#### DO THIS
Transcribe every entry word for word. Skip the pictures.

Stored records
"""

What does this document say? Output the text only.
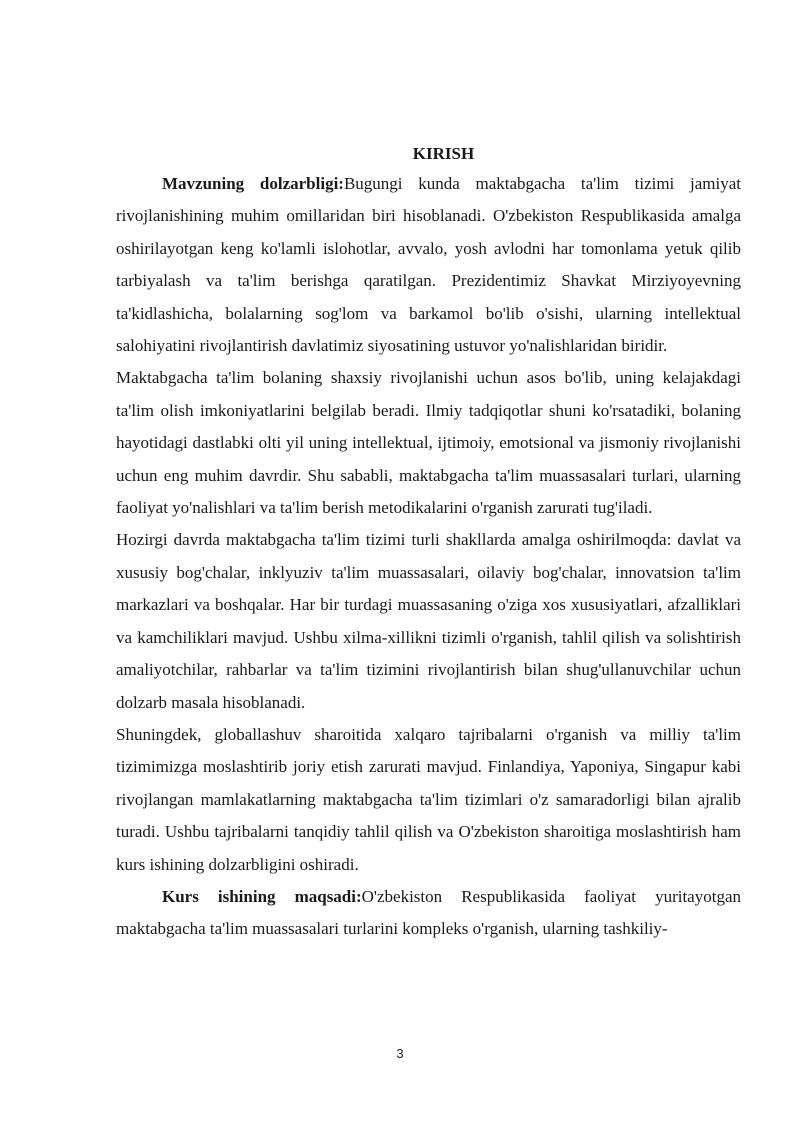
KIRISH

Mavzuning dolzarbligi:Bugungi kunda maktabgacha ta'lim tizimi jamiyat rivojlanishining muhim omillaridan biri hisoblanadi. O'zbekiston Respublikasida amalga oshirilayotgan keng ko'lamli islohotlar, avvalo, yosh avlodni har tomonlama yetuk qilib tarbiyalash va ta'lim berishga qaratilgan. Prezidentimiz Shavkat Mirziyoyevning ta'kidlashicha, bolalarning sog'lom va barkamol bo'lib o'sishi, ularning intellektual salohiyatini rivojlantirish davlatimiz siyosatining ustuvor yo'nalishlaridan biridir.

Maktabgacha ta'lim bolaning shaxsiy rivojlanishi uchun asos bo'lib, uning kelajakdagi ta'lim olish imkoniyatlarini belgilab beradi. Ilmiy tadqiqotlar shuni ko'rsatadiki, bolaning hayotidagi dastlabki olti yil uning intellektual, ijtimoiy, emotsional va jismoniy rivojlanishi uchun eng muhim davrdir. Shu sababli, maktabgacha ta'lim muassasalari turlari, ularning faoliyat yo'nalishlari va ta'lim berish metodikalarini o'rganish zarurati tug'iladi.

Hozirgi davrda maktabgacha ta'lim tizimi turli shakllarda amalga oshirilmoqda: davlat va xususiy bog'chalar, inklyuziv ta'lim muassasalari, oilaviy bog'chalar, innovatsion ta'lim markazlari va boshqalar. Har bir turdagi muassasaning o'ziga xos xususiyatlari, afzalliklari va kamchiliklari mavjud. Ushbu xilma-xillikni tizimli o'rganish, tahlil qilish va solishtirish amaliyotchilar, rahbarlar va ta'lim tizimini rivojlantirish bilan shug'ullanuvchilar uchun dolzarb masala hisoblanadi.

Shuningdek, globallashuv sharoitida xalqaro tajribalarni o'rganish va milliy ta'lim tizimimizga moslashtirib joriy etish zarurati mavjud. Finlandiya, Yaponiya, Singapur kabi rivojlangan mamlakatlarning maktabgacha ta'lim tizimlari o'z samaradorligi bilan ajralib turadi. Ushbu tajribalarni tanqidiy tahlil qilish va O'zbekiston sharoitiga moslashtirish ham kurs ishining dolzarbligini oshiradi.

Kurs ishining maqsadi:O'zbekiston Respublikasida faoliyat yuritayotgan maktabgacha ta'lim muassasalari turlarini kompleks o'rganish, ularning tashkiliy-

3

"""

#### ANSWER TO THE PROBLEM
What does this document say? Output the text only.
KIRISH

Mavzuning dolzarbligi:Bugungi kunda maktabgacha ta'lim tizimi jamiyat rivojlanishining muhim omillaridan biri hisoblanadi. O'zbekiston Respublikasida amalga oshirilayotgan keng ko'lamli islohotlar, avvalo, yosh avlodni har tomonlama yetuk qilib tarbiyalash va ta'lim berishga qaratilgan. Prezidentimiz Shavkat Mirziyoyevning ta'kidlashicha, bolalarning sog'lom va barkamol bo'lib o'sishi, ularning intellektual salohiyatini rivojlantirish davlatimiz siyosatining ustuvor yo'nalishlaridan biridir.

Maktabgacha ta'lim bolaning shaxsiy rivojlanishi uchun asos bo'lib, uning kelajakdagi ta'lim olish imkoniyatlarini belgilab beradi. Ilmiy tadqiqotlar shuni ko'rsatadiki, bolaning hayotidagi dastlabki olti yil uning intellektual, ijtimoiy, emotsional va jismoniy rivojlanishi uchun eng muhim davrdir. Shu sababli, maktabgacha ta'lim muassasalari turlari, ularning faoliyat yo'nalishlari va ta'lim berish metodikalarini o'rganish zarurati tug'iladi.

Hozirgi davrda maktabgacha ta'lim tizimi turli shakllarda amalga oshirilmoqda: davlat va xususiy bog'chalar, inklyuziv ta'lim muassasalari, oilaviy bog'chalar, innovatsion ta'lim markazlari va boshqalar. Har bir turdagi muassasaning o'ziga xos xususiyatlari, afzalliklari va kamchiliklari mavjud. Ushbu xilma-xillikni tizimli o'rganish, tahlil qilish va solishtirish amaliyotchilar, rahbarlar va ta'lim tizimini rivojlantirish bilan shug'ullanuvchilar uchun dolzarb masala hisoblanadi.

Shuningdek, globallashuv sharoitida xalqaro tajribalarni o'rganish va milliy ta'lim tizimimizga moslashtirib joriy etish zarurati mavjud. Finlandiya, Yaponiya, Singapur kabi rivojlangan mamlakatlarning maktabgacha ta'lim tizimlari o'z samaradorligi bilan ajralib turadi. Ushbu tajribalarni tanqidiy tahlil qilish va O'zbekiston sharoitiga moslashtirish ham kurs ishining dolzarbligini oshiradi.

Kurs ishining maqsadi:O'zbekiston Respublikasida faoliyat yuritayotgan maktabgacha ta'lim muassasalari turlarini kompleks o'rganish, ularning tashkiliy-

3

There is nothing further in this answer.